Condense the paragraph below that begins "Now, the senior analyst here is in charge of purchasing" into a short bulleted list that keeps its main facts. It is from the piece on Harbor Freight's solar panel setup.

> [TEXT BLOCK]
· · · · ·
One of the nice things about being one of the last subscribers to our dapper daily newspaper is that the senior analyst here get coupons. The free flashlight coupon from Harbor Freight has my attention.

When I get there, I want to talk to the manager about how sales are going on Harbor Freight's $159 special for their 45-watt free-standing solar panel setup. Add a power inverter, and the entire setup with a couple of 120-volt outlets ought to go for about $200 with sales tax, even in El Cajon.

Now, the senior analyst here is in charge of purchasing, and I see in inventory that we have a package that recently had three 15-watt CFL bulbs in it, the kind of light bulbs that would screw into an ordinary table lamp. One of those bulbs lights up a room; three of them ought to light up the interior of a small house, or make it very easy for a number of people to come together as a small academic study group, being well-lit for easy reading from three triangulated sides.

My question for the manager at Harbor Freight would be this: How come you guys aren't pushing your 45-watt free-standing solar panel setup more aggressively, especially when SDG&E seems to be getting rate increases approved without much trouble on a seemingly regular basis?

I'm not an expert economist, but I understand that there tends to be a relationship between price and demand. When something is in virtually endless supply, the price of that thing ought to go low and approach zero. By Occam's Razor, this probably explains why there is no public utility that sells us sunshine since we, by state statute and natural law, all have access to sunlight.

SDG&E and other investor owned utilities in the energy industry make money because there is a traditional aspect of the California Public Utilities Commission (CPUC) in oversight of those investor owned utilities (IOUs) that says they should make some amount of money in providing the services of a utility to the public, or any portion of the public thereof. Now, SDG&E and the other IOUs would like CPUC to guarantee that IUOs make money, which is to say that the investors and speculators who buy IOU stock are looking for an investment in the stock market that has no risk.
· · · · ·
> [INFORMATION SUPPLIED]
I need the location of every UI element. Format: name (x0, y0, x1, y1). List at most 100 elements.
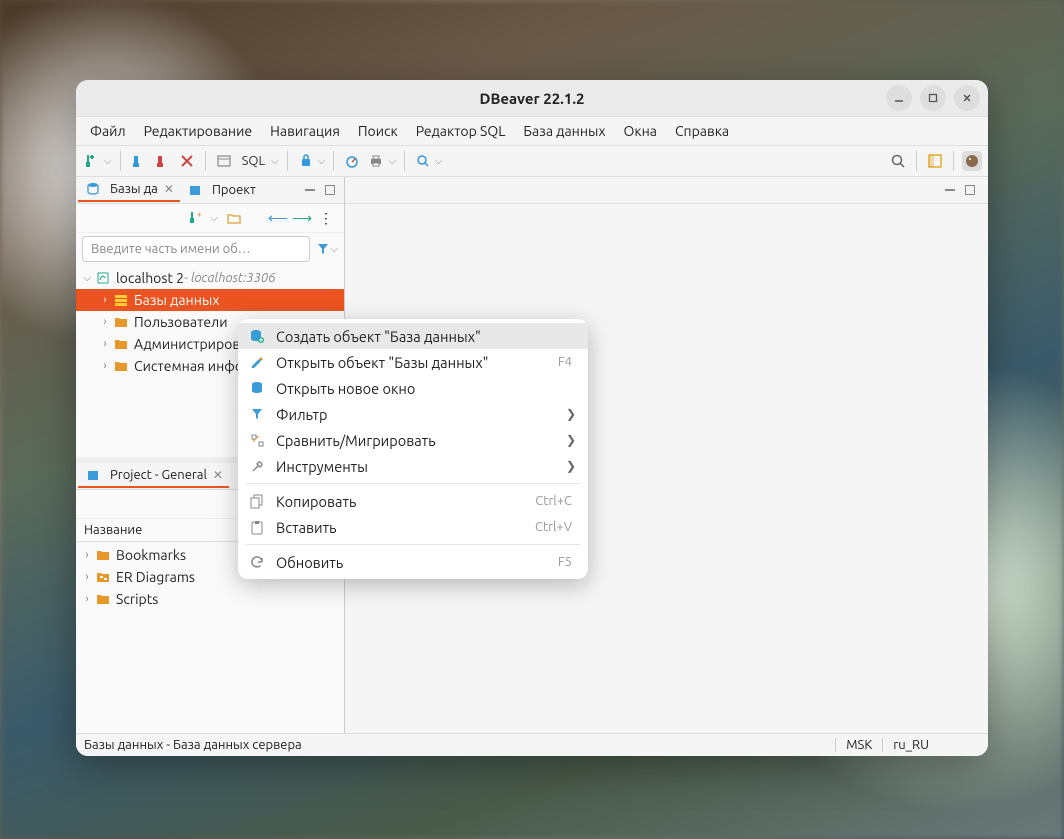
· · · · ·
> [ANSWER TO THIS EXERCISE]
- The senior analyst is in charge of purchasing.
- Inventory shows a package that recently held three 15-watt CFL bulbs, the kind that screw into an ordinary table lamp.
- One bulb lights up a room.
- Three could light the interior of a small house, or light a small academic study group well for reading from three triangulated sides.